- [Stated exercise] Copy out each line that mentions the word "ylabel".

(Source data)

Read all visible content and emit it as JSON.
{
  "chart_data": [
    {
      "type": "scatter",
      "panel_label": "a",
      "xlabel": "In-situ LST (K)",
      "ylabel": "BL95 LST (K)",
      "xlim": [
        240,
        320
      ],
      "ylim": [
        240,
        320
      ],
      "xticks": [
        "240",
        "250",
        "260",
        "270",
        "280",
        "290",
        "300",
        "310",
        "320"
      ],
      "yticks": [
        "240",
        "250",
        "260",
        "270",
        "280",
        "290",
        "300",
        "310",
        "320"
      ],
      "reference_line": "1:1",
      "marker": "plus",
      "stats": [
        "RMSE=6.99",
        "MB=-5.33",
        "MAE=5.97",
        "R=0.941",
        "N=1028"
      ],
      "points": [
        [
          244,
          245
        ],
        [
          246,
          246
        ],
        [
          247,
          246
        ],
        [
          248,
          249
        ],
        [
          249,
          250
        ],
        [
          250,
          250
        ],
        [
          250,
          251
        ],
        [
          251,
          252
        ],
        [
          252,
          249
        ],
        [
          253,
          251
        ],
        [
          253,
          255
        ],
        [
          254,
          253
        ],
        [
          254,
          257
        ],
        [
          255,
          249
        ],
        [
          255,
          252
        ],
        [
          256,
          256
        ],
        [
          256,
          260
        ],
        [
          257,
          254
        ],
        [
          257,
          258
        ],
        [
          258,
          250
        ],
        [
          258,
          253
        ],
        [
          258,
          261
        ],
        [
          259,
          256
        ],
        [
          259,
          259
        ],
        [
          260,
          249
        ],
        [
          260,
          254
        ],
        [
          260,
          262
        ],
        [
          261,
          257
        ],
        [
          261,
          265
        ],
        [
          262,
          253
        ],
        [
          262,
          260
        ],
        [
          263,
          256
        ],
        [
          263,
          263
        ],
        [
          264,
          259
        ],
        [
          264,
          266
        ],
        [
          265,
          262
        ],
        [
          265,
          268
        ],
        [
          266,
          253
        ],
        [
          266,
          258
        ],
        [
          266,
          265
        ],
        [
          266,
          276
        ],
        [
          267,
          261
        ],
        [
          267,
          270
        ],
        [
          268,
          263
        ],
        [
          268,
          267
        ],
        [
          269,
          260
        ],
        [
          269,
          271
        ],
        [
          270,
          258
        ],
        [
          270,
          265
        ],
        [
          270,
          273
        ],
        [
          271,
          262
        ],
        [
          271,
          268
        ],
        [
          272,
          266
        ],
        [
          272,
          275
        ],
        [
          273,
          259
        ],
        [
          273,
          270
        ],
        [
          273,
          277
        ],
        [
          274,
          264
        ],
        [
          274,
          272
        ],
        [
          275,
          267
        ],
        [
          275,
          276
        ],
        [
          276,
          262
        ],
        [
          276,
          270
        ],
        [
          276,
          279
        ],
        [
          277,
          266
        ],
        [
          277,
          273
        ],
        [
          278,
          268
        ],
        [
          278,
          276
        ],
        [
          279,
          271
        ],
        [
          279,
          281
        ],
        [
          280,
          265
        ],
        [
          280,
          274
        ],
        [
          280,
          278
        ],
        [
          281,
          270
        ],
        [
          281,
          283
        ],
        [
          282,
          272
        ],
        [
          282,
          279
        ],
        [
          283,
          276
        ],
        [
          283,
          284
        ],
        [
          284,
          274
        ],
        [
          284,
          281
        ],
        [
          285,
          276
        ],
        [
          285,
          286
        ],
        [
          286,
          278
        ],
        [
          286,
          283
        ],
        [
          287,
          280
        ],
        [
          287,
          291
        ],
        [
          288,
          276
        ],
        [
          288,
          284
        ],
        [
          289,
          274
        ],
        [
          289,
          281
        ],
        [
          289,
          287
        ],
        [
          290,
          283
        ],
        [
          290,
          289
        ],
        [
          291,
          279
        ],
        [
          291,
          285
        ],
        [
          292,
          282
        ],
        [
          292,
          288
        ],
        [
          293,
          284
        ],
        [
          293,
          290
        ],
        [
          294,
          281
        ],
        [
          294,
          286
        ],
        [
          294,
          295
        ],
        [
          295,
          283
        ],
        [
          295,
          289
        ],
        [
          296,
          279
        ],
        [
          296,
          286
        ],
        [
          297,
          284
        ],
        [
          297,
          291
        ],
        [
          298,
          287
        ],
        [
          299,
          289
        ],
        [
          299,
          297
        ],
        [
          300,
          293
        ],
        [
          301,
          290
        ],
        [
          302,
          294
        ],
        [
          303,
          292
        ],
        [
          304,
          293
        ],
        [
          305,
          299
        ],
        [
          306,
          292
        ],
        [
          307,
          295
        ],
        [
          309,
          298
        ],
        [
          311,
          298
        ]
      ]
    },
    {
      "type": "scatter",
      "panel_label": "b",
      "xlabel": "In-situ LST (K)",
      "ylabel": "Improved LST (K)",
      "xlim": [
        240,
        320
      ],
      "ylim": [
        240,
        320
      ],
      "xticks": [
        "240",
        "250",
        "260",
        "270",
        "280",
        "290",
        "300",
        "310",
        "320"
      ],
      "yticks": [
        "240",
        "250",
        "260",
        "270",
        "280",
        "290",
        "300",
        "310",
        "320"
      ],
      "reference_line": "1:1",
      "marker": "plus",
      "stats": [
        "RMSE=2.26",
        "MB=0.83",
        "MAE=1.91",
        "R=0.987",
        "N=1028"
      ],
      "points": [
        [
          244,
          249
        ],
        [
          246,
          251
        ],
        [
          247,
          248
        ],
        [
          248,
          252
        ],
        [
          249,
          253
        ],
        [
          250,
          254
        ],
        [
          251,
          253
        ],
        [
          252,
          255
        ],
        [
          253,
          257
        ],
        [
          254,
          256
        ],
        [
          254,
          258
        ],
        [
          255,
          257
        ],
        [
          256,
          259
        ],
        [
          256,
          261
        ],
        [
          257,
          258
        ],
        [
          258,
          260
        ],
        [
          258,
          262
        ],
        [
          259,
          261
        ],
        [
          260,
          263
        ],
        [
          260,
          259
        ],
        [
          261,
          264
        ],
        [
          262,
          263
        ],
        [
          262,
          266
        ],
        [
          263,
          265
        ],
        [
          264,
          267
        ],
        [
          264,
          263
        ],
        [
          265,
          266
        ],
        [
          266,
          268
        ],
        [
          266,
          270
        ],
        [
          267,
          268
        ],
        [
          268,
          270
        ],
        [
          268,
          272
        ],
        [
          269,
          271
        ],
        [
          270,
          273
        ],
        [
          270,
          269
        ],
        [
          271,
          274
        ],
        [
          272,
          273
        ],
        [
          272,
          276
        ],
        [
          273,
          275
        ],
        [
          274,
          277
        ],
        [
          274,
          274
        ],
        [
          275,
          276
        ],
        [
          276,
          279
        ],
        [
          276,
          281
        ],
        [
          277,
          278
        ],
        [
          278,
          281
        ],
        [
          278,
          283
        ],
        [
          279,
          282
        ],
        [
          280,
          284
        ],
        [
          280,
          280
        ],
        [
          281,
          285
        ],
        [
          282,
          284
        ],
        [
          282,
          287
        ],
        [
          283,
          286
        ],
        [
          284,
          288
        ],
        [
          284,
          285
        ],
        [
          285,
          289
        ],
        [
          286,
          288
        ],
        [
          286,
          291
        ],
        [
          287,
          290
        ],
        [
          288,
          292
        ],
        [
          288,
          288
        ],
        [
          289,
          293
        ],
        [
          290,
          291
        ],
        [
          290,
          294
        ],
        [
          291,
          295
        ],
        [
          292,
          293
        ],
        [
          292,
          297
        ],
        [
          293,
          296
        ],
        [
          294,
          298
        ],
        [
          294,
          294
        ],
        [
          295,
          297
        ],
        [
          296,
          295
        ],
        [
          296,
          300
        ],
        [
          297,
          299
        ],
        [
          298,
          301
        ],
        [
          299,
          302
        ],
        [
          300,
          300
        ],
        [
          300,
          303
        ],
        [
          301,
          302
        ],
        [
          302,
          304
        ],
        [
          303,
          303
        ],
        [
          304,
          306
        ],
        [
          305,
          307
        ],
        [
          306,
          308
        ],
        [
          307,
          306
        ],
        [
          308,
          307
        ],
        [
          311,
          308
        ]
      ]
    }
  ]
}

- [Correct result]
      "ylabel": "BL95 LST (K)",
      "ylabel": "Improved LST (K)",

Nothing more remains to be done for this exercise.